ACTIONS TO TAKE ->
(1) Print the lines of the records from the line with "Text: U: U [370,129,384,146]" up to and including the line with "Text: Техред М.Моргентал: Техред", reproducing each one without any change.
(2) Carry on the article about the rare Vishnu statue found in Sarail, starting where it stops.

READING PASSAGE ->
A testimony to earliest sculpting techniques of Bengal
A rare Vishnu statue has recently been discovered during visits to several archaeological sites in Sarail upazila of Brahmanbaria.
The statue, made of stone, was found inside the Anondomoyee Kali Bari temple, an old temple in Sarail, which is known as the birthplace of Isa Khan, leader of the Baro Bhuiyans, or the zamindars who resisted Mughal expansion in Bengal in the 16th century.
Famously known as a Vishnu statue with dasavataras, which contains ten avataras or incarnations of Vishnu, its back slab is circular. Art theorists and historians say finding a Vishnu statue with dasavataras, which has a circular back, is indeed very rare. This statue exemplifies the initial days of sculpting practices in Bengal, according to researchers.
The statue's exceptional quality is its circular shaped back slab. Usually, statues from the ninth and tenth centuries assume this shape.
Experts believe this specific style of sculpting is unique to the eastern regions of Bengal. Talking about the statue's uniqueness, Md Mosharraf Hossain, iconologist and former director of Bangladesh Archaeology Department, said this was perhaps the first case of finding a Vishnu statue with a circular back slab, as well as dasavataras.
"Anondomoyee Kali Bari's Vishnu statue is a clear indication of the unique sculpting techniques that stemmed from the eastern and southern regions of Bengal," he said.
Commenting on the time when it was created, he said, "The upper portion of the statue's back slab is fully circular. It is believed that such statues were not made in Bengal after the first half of the eighth century. Afterwards, the upper portion of the back slab became more and more angular. The upper part, lower part, circular tip, pedestal, ornamentation and other traits of this statue prove that it was made sometime in the late seventh century. It is an example from the initial days of Bengal's growth in sculpting practices."
In an article titled "Corpus of Vishnu Images with dasavataras, predominantly from Bengal", published in 2010, German iconologist Gerd JR Mevissen listed 77 Vishnu statues with dasavataras; of them, 63 were found in Bengal's southern and eastern regions, five in the western region and three others in the northern region. However, the recently discovered statue with dasavataras was not listed in Dr Mevissen's article.
The Daily Star sent an email to Dr Mevissen, along with photographs of the statue, asking for his opinion on the discovery.
In his reply, Dr Mevissen said, "This image is indeed previously unrecorded."
" … this image is an important addition to the previously known Vishnu images with avataras from Bengal, since it adds the Brahmanbaria district to the regions of the provenance of such images," wrote the acclaimed German scholar whose expertise lies in Indian idols and statues. In his reply, he also mentions "the only image from Brahmanbaria known so far is … in the Bangladesh National Museum."

PROVIDED ENTRIES ->
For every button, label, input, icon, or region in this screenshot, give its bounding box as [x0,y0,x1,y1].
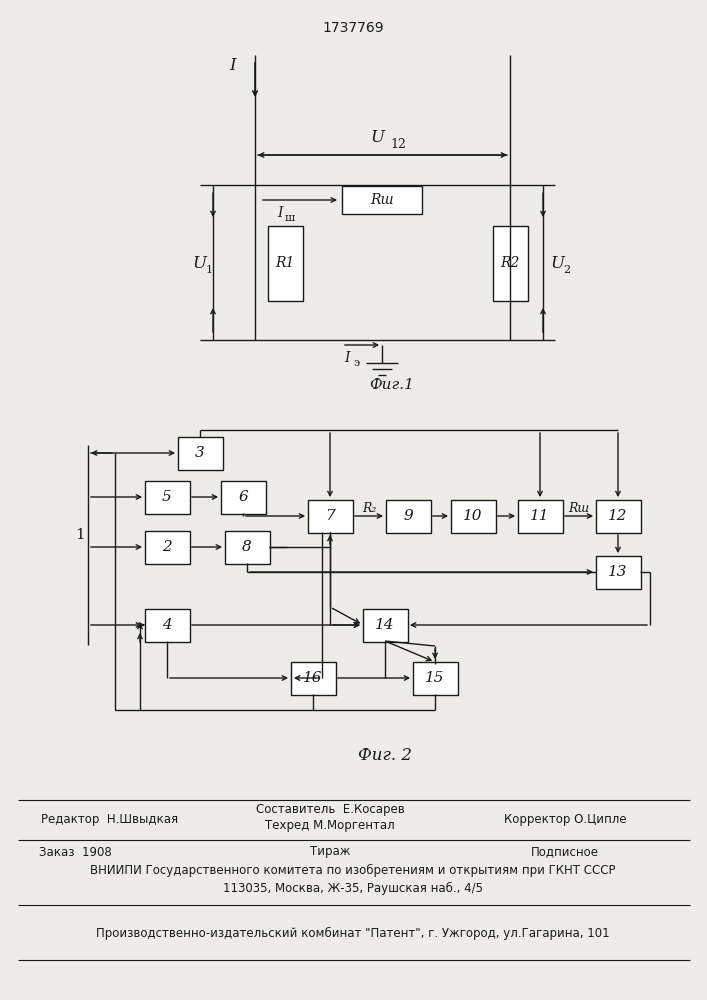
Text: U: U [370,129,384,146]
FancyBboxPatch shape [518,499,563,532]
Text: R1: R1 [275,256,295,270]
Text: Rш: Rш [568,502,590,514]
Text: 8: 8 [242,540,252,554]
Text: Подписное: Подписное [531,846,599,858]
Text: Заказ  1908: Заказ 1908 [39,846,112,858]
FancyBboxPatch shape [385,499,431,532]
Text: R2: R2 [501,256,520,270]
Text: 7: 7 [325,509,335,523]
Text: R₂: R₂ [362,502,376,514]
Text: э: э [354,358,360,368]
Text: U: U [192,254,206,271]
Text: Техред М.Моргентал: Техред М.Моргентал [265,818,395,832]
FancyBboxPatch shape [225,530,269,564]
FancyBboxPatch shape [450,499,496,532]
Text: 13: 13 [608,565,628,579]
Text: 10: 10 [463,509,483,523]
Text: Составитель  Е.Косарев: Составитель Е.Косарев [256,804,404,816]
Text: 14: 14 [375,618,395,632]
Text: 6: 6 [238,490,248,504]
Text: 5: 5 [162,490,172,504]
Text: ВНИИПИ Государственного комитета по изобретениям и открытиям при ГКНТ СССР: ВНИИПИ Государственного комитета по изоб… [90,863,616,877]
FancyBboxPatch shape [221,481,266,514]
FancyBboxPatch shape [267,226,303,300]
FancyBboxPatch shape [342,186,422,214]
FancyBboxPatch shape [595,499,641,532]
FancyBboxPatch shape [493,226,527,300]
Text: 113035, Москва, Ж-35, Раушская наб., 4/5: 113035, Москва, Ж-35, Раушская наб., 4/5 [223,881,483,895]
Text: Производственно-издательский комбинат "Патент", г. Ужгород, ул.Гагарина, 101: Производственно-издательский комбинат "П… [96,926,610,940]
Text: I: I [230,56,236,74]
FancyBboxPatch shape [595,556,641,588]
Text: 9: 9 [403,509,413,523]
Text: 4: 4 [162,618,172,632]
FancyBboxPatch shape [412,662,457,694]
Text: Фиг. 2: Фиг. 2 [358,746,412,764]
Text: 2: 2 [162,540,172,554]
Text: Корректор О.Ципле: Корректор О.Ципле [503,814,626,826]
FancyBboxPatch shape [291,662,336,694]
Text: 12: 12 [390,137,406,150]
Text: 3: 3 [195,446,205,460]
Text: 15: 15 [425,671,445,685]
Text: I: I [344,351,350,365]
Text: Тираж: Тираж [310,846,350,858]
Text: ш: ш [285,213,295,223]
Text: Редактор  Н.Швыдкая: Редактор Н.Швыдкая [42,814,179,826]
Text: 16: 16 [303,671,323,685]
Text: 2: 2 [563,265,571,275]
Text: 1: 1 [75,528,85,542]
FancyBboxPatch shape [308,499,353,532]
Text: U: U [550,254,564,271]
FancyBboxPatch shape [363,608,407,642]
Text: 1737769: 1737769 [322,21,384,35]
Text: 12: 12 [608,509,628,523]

RESPONSES PER TASK ->
(1)
Text: U: U [370,129,384,146]
FancyBboxPatch shape [518,499,563,532]
Text: R1: R1 [275,256,295,270]
Text: Rш: Rш [568,502,590,514]
Text: 8: 8 [242,540,252,554]
Text: Подписное: Подписное [531,846,599,858]
Text: Заказ  1908: Заказ 1908 [39,846,112,858]
FancyBboxPatch shape [385,499,431,532]
Text: R2: R2 [501,256,520,270]
Text: 7: 7 [325,509,335,523]
Text: R₂: R₂ [362,502,376,514]
Text: э: э [354,358,360,368]
Text: U: U [192,254,206,271]
Text: Техред М.Моргентал: Техред М.Моргентал [265,818,395,832]

(2)
Discussing the uniqueness of the dasavataras sculpted on statues, Dr Mevissen in his 2010 article writes, "Numerous sculptures depicting one individual avatara are known from all over India including Bengal. The dasavataras as a group are either represented on independent stone slabs, or lintels and jambs of temple doors and niches."
The Vishnu statue is fixed on the inner wall of the Anondomoyee Kali Temple, where it is being worshipped by devotees. A Kali statue, made of stone, was previously stolen from the temple. To protect the Vishnu statue from thieves, mortar has been used to install it on the temple's western wall, according to locals.
The statue is two feet five inches high and one foot two inches wide. From Vishnu's feet to the tip of the head, the statue is one foot ten and a half inches high.
Based on the images of the lion's face and umbrella on the upper back slab, the statues found in Bangladesh can be divided into two categories – Keertimukh (lion's face) and Chhotromukh (umbrella). Most statues from Bengal are of the Keertimukh variant. However, the new statue falls into the Chhotromukh category.
The Chhotromukh tradition represents Bengal's own sculpting techniques. Statues sculpted in this tradition are devoid of unnecessary ornamentation. Chhotromukh statues were usually created in the tenth century or earlier, according to researchers.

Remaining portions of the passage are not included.